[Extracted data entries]
= = = = = = =
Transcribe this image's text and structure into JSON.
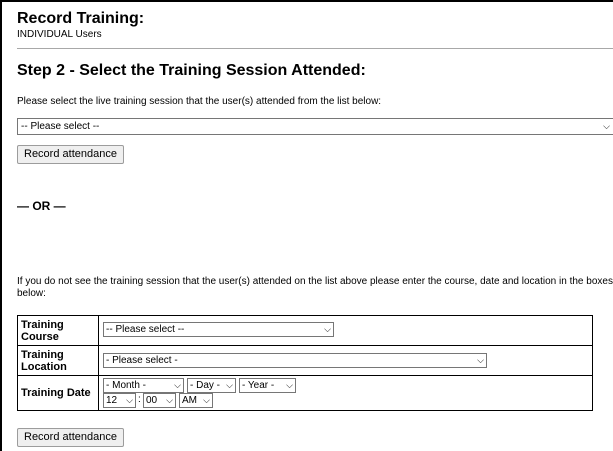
{
  "header": {
    "title": "Record Training:",
    "subtitle": "INDIVIDUAL Users"
  },
  "step2": {
    "heading": "Step 2 - Select the Training Session Attended:",
    "instruction": "Please select the live training session that the user(s) attended from the list below:",
    "session_select": {
      "value": "-- Please select --"
    },
    "record_button": "Record attendance"
  },
  "divider_text": "— OR —",
  "manual": {
    "instruction": "If you do not see the training session that the user(s) attended on the list above please enter the course, date and location in the boxes below:",
    "course": {
      "label": "Training Course",
      "value": "-- Please select --"
    },
    "location": {
      "label": "Training Location",
      "value": "- Please select -"
    },
    "date": {
      "label": "Training Date",
      "month": "- Month -",
      "day": "- Day -",
      "year": "- Year -",
      "hour": "12",
      "minute": "00",
      "ampm": "AM",
      "time_separator": ":"
    },
    "record_button": "Record attendance"
  },
  "icons": {
    "dropdown": "chevron-down-icon",
    "chevron_glyph": "⌵"
  }
}
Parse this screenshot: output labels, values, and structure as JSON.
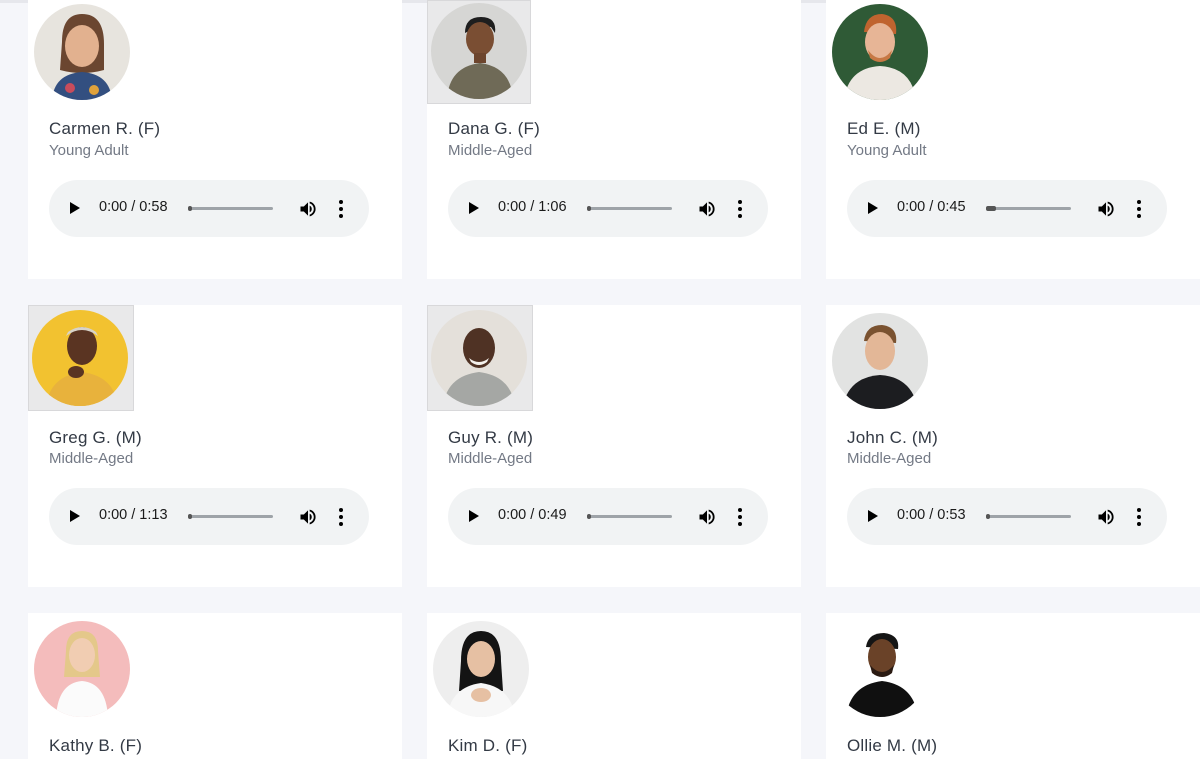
{
  "cards": [
    {
      "name": "Carmen R. (F)",
      "age": "Young Adult",
      "time": "0:00 / 0:58",
      "progress": 0.04
    },
    {
      "name": "Dana G. (F)",
      "age": "Middle-Aged",
      "time": "0:00 / 1:06",
      "progress": 0.02
    },
    {
      "name": "Ed E. (M)",
      "age": "Young Adult",
      "time": "0:00 / 0:45",
      "progress": 0.12
    },
    {
      "name": "Greg G. (M)",
      "age": "Middle-Aged",
      "time": "0:00 / 1:13",
      "progress": 0.04
    },
    {
      "name": "Guy R. (M)",
      "age": "Middle-Aged",
      "time": "0:00 / 0:49",
      "progress": 0.02
    },
    {
      "name": "John C. (M)",
      "age": "Middle-Aged",
      "time": "0:00 / 0:53",
      "progress": 0.02
    },
    {
      "name": "Kathy B. (F)"
    },
    {
      "name": "Kim D. (F)"
    },
    {
      "name": "Ollie M. (M)"
    }
  ],
  "icons": {
    "play": "play-icon",
    "volume": "volume-icon",
    "more": "more-options-icon"
  },
  "colors": {
    "page_bg": "#f5f6fa",
    "card_bg": "#ffffff",
    "player_bg": "#f1f3f4"
  }
}
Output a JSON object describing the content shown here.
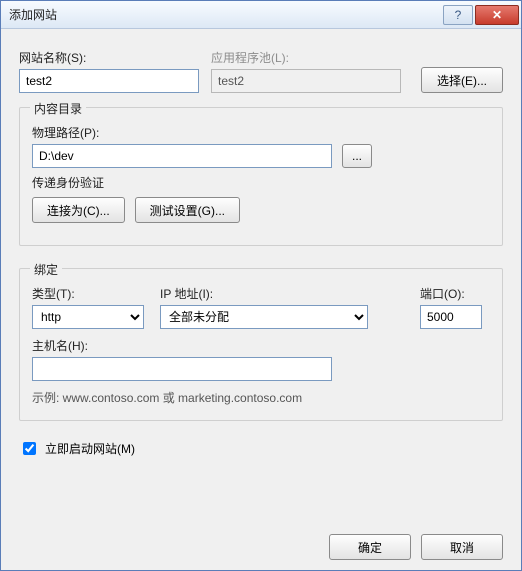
{
  "title": "添加网站",
  "site_name": {
    "label": "网站名称(S):",
    "value": "test2"
  },
  "app_pool": {
    "label": "应用程序池(L):",
    "value": "test2",
    "select_btn": "选择(E)..."
  },
  "content_group": {
    "legend": "内容目录",
    "phys_path": {
      "label": "物理路径(P):",
      "value": "D:\\dev"
    },
    "auth_label": "传递身份验证",
    "connect_as": "连接为(C)...",
    "test_settings": "测试设置(G)..."
  },
  "binding_group": {
    "legend": "绑定",
    "type": {
      "label": "类型(T):",
      "value": "http"
    },
    "ip": {
      "label": "IP 地址(I):",
      "value": "全部未分配"
    },
    "port": {
      "label": "端口(O):",
      "value": "5000"
    },
    "host": {
      "label": "主机名(H):",
      "value": ""
    },
    "example": "示例: www.contoso.com 或 marketing.contoso.com"
  },
  "autostart_label": "立即启动网站(M)",
  "ok": "确定",
  "cancel": "取消"
}
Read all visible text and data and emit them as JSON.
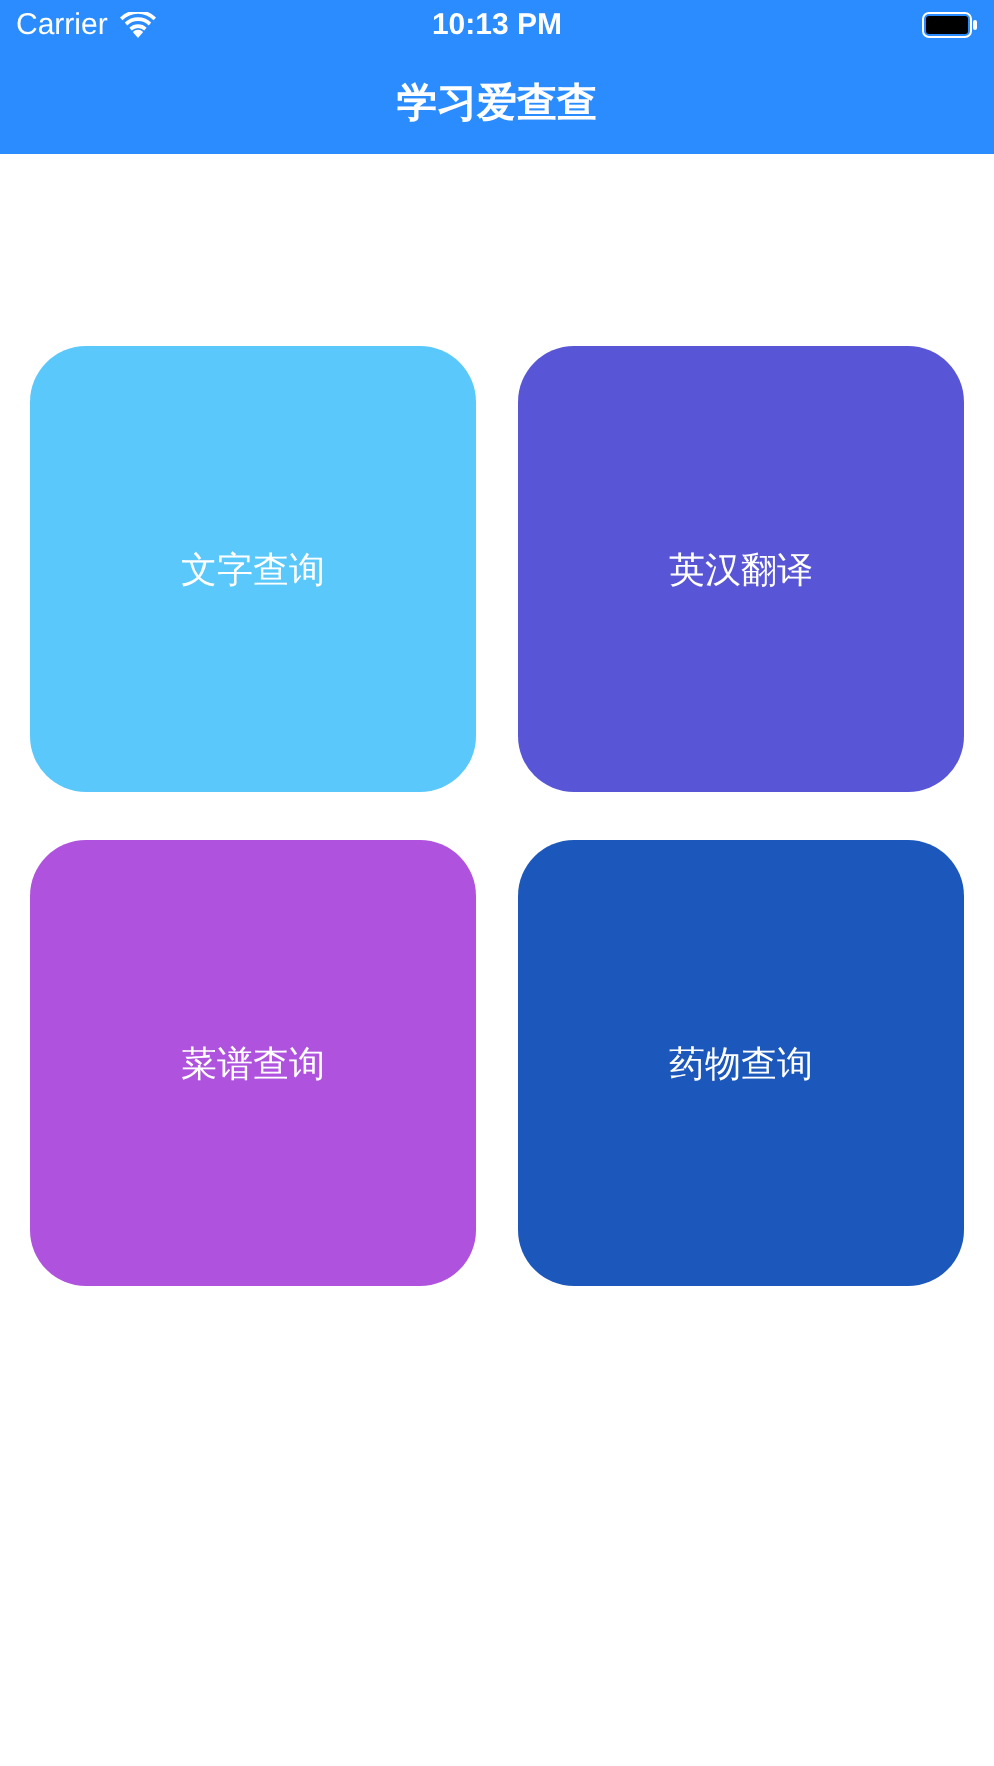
{
  "status_bar": {
    "carrier": "Carrier",
    "time": "10:13 PM"
  },
  "title": "学习爱查查",
  "tiles": [
    {
      "label": "文字查询",
      "color": "#5ac8fa"
    },
    {
      "label": "英汉翻译",
      "color": "#5856d6"
    },
    {
      "label": "菜谱查询",
      "color": "#af52de"
    },
    {
      "label": "药物查询",
      "color": "#1c58bb"
    }
  ]
}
= = = = = = =
TASK:
Check each line of the records above for "JSON", and copy those that have it.

RESULT OF THE TASK:
Transcribe this image's text and structure into JSON.
Parse this screenshot: output labels, values, and structure as JSON.
Output a JSON object describing the content shown here.
Read all visible text and data and emit them as JSON.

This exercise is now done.